**Written instruction:** Here are some records; quote them exactly, leaving out the pictures.

Dataset listings of figures
+===+

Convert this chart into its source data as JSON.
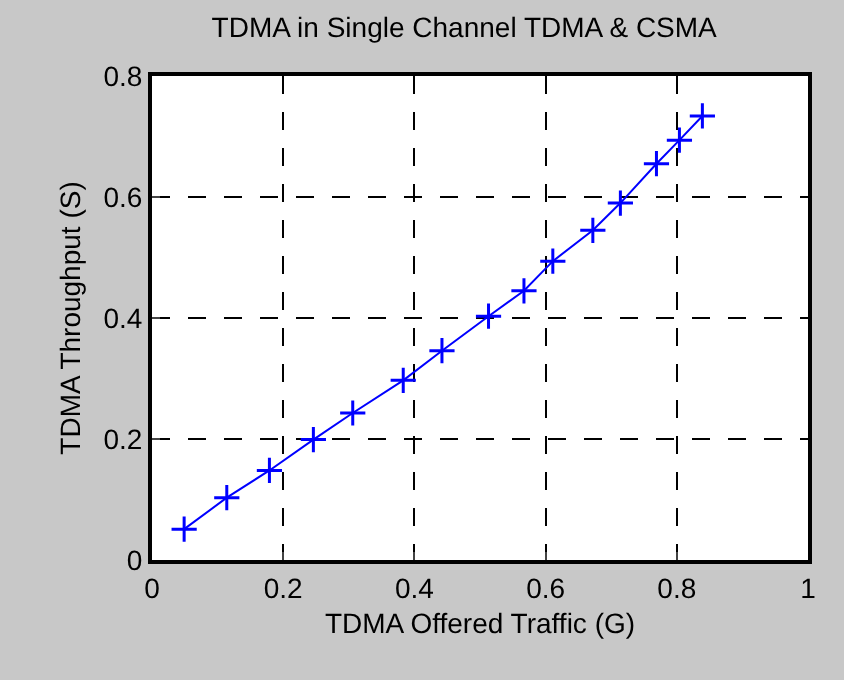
{
  "chart_data": {
    "type": "line",
    "title": "TDMA in Single Channel TDMA & CSMA",
    "xlabel": "TDMA Offered Traffic (G)",
    "ylabel": "TDMA Throughput (S)",
    "x": [
      0.049,
      0.114,
      0.179,
      0.246,
      0.306,
      0.383,
      0.442,
      0.513,
      0.567,
      0.611,
      0.672,
      0.714,
      0.769,
      0.804,
      0.839
    ],
    "series": [
      {
        "color": "#0000ff",
        "values": [
          0.051,
          0.103,
          0.148,
          0.199,
          0.243,
          0.297,
          0.346,
          0.403,
          0.445,
          0.494,
          0.545,
          0.59,
          0.655,
          0.694,
          0.734
        ]
      }
    ],
    "xlim": [
      0,
      1
    ],
    "xticks": [
      0,
      0.2,
      0.4,
      0.6,
      0.8,
      1
    ],
    "ylim": [
      0,
      0.8
    ],
    "yticks": [
      0,
      0.2,
      0.4,
      0.6,
      0.8
    ],
    "grid": true,
    "marker": "cross",
    "line_style": "solid"
  }
}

+===+

**Exercise response:**
Convert this chart into its source data as JSON.
{
  "chart_data": {
    "type": "line",
    "title": "TDMA in Single Channel TDMA & CSMA",
    "xlabel": "TDMA Offered Traffic (G)",
    "ylabel": "TDMA Throughput (S)",
    "x": [
      0.049,
      0.114,
      0.179,
      0.246,
      0.306,
      0.383,
      0.442,
      0.513,
      0.567,
      0.611,
      0.672,
      0.714,
      0.769,
      0.804,
      0.839
    ],
    "series": [
      {
        "color": "#0000ff",
        "values": [
          0.051,
          0.103,
          0.148,
          0.199,
          0.243,
          0.297,
          0.346,
          0.403,
          0.445,
          0.494,
          0.545,
          0.59,
          0.655,
          0.694,
          0.734
        ]
      }
    ],
    "xlim": [
      0,
      1
    ],
    "xticks": [
      0,
      0.2,
      0.4,
      0.6,
      0.8,
      1
    ],
    "ylim": [
      0,
      0.8
    ],
    "yticks": [
      0,
      0.2,
      0.4,
      0.6,
      0.8
    ],
    "grid": true,
    "marker": "cross",
    "line_style": "solid"
  }
}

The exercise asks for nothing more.